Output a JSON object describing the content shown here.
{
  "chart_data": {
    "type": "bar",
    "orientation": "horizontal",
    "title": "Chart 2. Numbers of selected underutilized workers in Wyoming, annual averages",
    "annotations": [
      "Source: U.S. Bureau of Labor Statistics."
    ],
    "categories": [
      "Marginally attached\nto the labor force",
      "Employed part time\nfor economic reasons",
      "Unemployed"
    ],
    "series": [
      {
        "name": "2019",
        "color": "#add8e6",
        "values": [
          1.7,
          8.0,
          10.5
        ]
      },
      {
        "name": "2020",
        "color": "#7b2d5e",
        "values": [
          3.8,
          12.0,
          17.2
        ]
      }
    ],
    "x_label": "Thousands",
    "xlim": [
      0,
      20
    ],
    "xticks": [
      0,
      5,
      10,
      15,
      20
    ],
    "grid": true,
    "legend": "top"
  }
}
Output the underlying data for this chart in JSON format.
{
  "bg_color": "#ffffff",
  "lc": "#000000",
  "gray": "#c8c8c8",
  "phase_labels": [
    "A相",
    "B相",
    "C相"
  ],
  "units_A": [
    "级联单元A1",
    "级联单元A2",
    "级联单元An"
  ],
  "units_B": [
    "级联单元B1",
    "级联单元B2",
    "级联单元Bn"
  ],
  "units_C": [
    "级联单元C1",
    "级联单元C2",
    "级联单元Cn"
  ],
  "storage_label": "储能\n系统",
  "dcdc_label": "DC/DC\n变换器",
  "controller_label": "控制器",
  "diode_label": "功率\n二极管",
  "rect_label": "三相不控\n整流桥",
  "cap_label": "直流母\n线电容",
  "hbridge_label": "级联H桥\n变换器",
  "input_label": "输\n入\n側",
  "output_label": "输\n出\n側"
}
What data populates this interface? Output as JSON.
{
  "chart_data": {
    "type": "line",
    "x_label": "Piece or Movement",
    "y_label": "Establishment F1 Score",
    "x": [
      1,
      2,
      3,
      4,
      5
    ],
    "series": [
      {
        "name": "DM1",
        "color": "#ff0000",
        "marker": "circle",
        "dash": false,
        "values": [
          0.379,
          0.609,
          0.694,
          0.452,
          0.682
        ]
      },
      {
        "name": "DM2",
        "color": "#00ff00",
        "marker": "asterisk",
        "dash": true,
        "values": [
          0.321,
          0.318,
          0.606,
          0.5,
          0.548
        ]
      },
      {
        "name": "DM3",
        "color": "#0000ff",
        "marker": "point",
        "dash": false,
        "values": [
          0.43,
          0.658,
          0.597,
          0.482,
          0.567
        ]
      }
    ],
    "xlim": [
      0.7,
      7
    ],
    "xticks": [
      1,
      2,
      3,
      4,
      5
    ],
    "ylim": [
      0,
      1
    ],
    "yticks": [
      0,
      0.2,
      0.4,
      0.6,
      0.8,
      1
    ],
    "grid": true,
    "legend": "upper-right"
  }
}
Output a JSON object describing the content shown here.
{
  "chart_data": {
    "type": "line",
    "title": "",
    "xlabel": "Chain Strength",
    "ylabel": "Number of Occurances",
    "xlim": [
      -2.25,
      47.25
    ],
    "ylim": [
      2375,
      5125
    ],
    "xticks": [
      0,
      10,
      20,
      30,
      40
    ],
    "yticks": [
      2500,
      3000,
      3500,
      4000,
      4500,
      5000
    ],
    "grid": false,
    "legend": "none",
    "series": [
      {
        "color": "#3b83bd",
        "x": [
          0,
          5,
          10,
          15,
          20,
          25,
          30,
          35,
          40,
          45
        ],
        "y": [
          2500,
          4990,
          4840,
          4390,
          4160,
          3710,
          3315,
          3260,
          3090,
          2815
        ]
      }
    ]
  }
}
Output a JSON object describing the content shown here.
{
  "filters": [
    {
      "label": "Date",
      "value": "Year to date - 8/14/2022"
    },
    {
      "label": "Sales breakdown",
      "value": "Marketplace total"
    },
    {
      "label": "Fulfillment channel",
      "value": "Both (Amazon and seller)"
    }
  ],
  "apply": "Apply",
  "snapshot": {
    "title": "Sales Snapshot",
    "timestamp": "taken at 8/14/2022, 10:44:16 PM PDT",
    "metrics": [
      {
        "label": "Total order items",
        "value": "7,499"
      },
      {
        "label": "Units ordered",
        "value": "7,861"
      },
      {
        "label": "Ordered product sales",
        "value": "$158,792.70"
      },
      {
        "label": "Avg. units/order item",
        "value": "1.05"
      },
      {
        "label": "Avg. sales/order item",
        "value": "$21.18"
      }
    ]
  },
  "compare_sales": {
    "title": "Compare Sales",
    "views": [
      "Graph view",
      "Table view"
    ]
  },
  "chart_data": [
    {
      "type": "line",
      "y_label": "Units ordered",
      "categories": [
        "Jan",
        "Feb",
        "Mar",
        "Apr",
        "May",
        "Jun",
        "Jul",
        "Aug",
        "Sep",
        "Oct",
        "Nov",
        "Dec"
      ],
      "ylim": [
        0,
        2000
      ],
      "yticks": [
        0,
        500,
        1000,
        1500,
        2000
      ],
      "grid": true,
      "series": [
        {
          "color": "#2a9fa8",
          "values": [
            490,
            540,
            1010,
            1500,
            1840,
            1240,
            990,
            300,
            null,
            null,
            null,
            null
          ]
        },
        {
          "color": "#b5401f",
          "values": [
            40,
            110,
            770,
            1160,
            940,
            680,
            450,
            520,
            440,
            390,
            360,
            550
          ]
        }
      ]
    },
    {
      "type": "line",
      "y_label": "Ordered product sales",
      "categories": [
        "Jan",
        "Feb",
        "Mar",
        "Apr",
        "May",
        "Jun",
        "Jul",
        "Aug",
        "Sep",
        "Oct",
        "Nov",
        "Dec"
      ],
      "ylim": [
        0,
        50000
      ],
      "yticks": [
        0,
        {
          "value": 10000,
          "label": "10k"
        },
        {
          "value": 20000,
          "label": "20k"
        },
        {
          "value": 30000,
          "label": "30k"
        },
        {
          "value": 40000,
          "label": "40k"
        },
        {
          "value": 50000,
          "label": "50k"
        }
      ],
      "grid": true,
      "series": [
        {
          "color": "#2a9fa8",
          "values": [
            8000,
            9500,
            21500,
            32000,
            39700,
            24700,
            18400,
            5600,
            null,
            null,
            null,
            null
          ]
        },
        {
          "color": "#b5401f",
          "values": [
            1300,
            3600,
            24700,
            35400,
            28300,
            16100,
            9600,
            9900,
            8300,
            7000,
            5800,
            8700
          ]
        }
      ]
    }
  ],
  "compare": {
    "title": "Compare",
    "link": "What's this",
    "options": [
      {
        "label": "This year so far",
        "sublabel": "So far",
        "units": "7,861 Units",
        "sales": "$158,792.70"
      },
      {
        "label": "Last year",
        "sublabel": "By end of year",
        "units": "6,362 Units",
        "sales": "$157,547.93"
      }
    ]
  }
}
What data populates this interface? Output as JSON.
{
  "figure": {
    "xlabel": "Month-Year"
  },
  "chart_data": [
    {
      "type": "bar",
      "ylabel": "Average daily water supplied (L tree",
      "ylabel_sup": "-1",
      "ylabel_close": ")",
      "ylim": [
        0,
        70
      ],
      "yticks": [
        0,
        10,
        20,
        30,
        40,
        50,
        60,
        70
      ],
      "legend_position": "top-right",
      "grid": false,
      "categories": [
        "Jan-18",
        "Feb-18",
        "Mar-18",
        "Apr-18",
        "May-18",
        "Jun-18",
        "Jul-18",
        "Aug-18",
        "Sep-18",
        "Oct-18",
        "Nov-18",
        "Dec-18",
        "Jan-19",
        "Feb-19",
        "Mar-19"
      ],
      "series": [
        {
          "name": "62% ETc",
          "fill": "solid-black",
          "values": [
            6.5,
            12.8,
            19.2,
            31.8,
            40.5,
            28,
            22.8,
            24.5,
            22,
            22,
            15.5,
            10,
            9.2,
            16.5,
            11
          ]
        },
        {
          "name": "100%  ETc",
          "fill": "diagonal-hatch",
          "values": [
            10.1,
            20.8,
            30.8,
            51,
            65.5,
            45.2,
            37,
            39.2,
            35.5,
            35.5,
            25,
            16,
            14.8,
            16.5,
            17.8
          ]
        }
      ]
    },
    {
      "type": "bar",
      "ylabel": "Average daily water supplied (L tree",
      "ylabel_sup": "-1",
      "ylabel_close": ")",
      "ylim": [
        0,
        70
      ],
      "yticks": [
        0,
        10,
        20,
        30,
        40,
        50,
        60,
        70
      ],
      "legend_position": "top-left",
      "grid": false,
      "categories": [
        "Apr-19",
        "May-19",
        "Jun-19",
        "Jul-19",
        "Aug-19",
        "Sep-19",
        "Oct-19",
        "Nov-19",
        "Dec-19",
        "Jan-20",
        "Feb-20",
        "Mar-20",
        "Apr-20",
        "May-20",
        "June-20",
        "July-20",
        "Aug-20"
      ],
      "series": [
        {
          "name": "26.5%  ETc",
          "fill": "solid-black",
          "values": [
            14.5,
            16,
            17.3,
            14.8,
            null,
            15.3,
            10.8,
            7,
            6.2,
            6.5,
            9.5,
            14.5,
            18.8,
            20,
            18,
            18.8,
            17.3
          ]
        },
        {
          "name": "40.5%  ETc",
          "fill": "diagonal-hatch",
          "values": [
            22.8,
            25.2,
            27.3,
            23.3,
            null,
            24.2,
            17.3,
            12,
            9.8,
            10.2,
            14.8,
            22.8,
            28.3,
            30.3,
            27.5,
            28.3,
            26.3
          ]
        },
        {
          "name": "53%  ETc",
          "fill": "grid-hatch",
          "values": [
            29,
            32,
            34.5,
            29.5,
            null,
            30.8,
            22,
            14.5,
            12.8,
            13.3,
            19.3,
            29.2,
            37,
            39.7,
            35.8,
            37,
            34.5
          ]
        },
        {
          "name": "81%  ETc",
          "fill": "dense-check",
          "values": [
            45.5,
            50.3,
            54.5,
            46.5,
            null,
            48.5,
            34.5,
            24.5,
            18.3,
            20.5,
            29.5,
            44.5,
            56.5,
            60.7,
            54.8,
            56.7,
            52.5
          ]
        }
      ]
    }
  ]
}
+---+
From the entries above, extract every line where the word "right" appears.

§ The response
    "legend": "upper-right"
      "legend_position": "top-right",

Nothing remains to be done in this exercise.